**GIVEN TASK:** How many lines in the records below hold the string "text"? Please answer with the number and nothing more.

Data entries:
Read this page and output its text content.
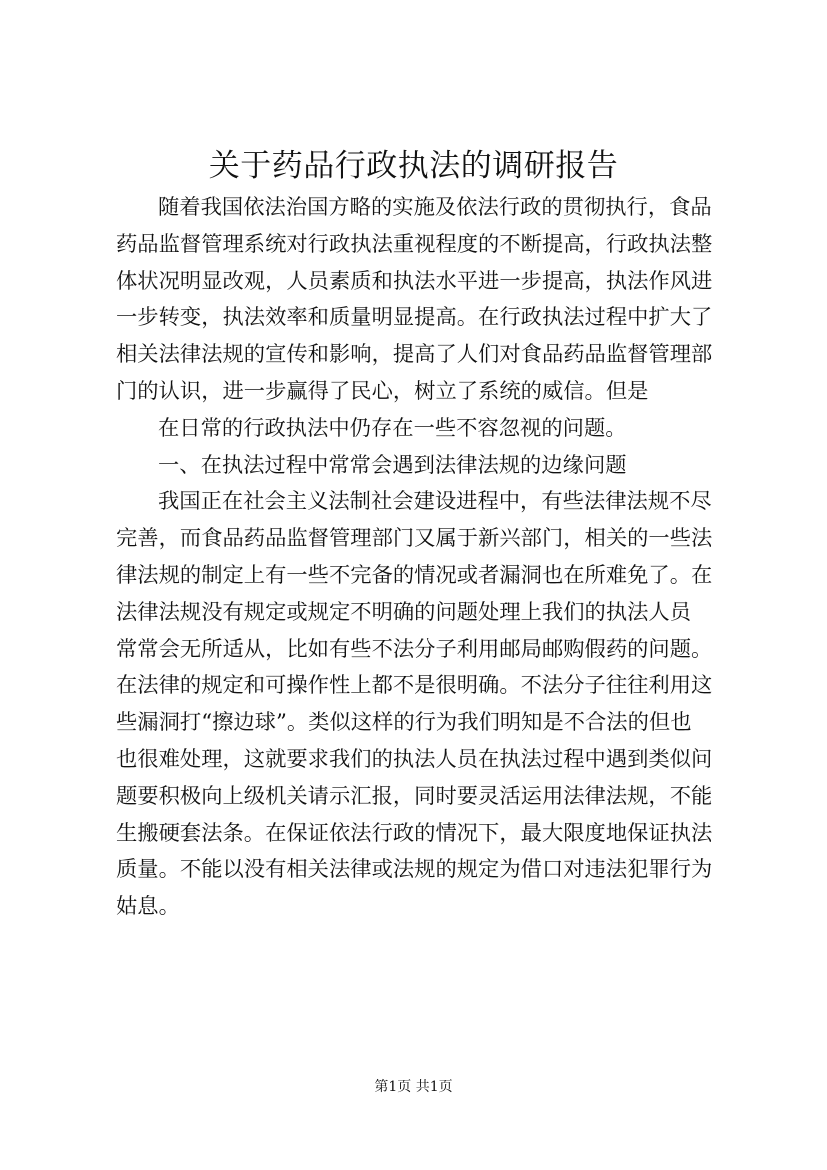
关于药品行政执法的调研报告
随着我国依法治国方略的实施及依法行政的贯彻执行，食品
药品监督管理系统对行政执法重视程度的不断提高，行政执法整
体状况明显改观，人员素质和执法水平进一步提高，执法作风进
一步转变，执法效率和质量明显提高。在行政执法过程中扩大了
相关法律法规的宣传和影响，提高了人们对食品药品监督管理部
门的认识，进一步赢得了民心，树立了系统的威信。但是
在日常的行政执法中仍存在一些不容忽视的问题。
一、在执法过程中常常会遇到法律法规的边缘问题
我国正在社会主义法制社会建设进程中，有些法律法规不尽
完善，而食品药品监督管理部门又属于新兴部门，相关的一些法
律法规的制定上有一些不完备的情况或者漏洞也在所难免了。在
法律法规没有规定或规定不明确的问题处理上我们的执法人员
常常会无所适从，比如有些不法分子利用邮局邮购假药的问题。
在法律的规定和可操作性上都不是很明确。不法分子往往利用这
些漏洞打“擦边球”。类似这样的行为我们明知是不合法的但也
也很难处理，这就要求我们的执法人员在执法过程中遇到类似问
题要积极向上级机关请示汇报，同时要灵活运用法律法规，不能
生搬硬套法条。在保证依法行政的情况下，最大限度地保证执法
质量。不能以没有相关法律或法规的规定为借口对违法犯罪行为
姑息。
第1页 共1页
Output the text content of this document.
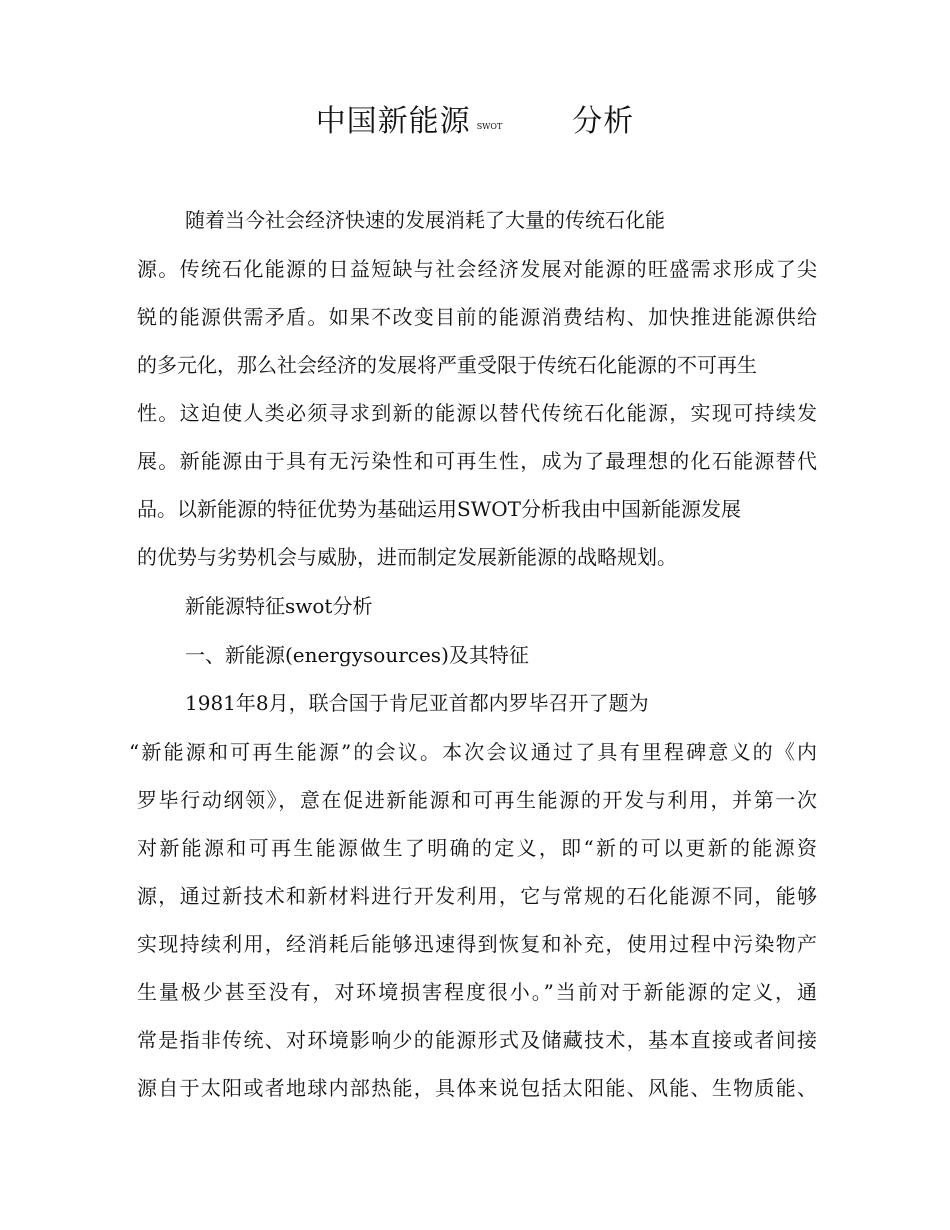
中国新能源 SWOT 分析
随着当今社会经济快速的发展消耗了大量的传统石化能
源。传统石化能源的日益短缺与社会经济发展对能源的旺盛需求形成了尖
锐的能源供需矛盾。如果不改变目前的能源消费结构、加快推进能源供给
的多元化，那么社会经济的发展将严重受限于传统石化能源的不可再生
性。这迫使人类必须寻求到新的能源以替代传统石化能源，实现可持续发
展。新能源由于具有无污染性和可再生性，成为了最理想的化石能源替代
品。以新能源的特征优势为基础运用SWOT分析我由中国新能源发展
的优势与劣势机会与威胁，进而制定发展新能源的战略规划。
新能源特征swot分析
一、新能源(energysources)及其特征
1981年8月，联合国于肯尼亚首都内罗毕召开了题为
“新能源和可再生能源”的会议。本次会议通过了具有里程碑意义的《内
罗毕行动纲领》，意在促进新能源和可再生能源的开发与利用，并第一次
对新能源和可再生能源做生了明确的定义，即“新的可以更新的能源资
源，通过新技术和新材料进行开发利用，它与常规的石化能源不同，能够
实现持续利用，经消耗后能够迅速得到恢复和补充，使用过程中污染物产
生量极少甚至没有，对环境损害程度很小。”当前对于新能源的定义，通
常是指非传统、对环境影响少的能源形式及储藏技术，基本直接或者间接
源自于太阳或者地球内部热能，具体来说包括太阳能、风能、生物质能、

**THE REPLY:** 2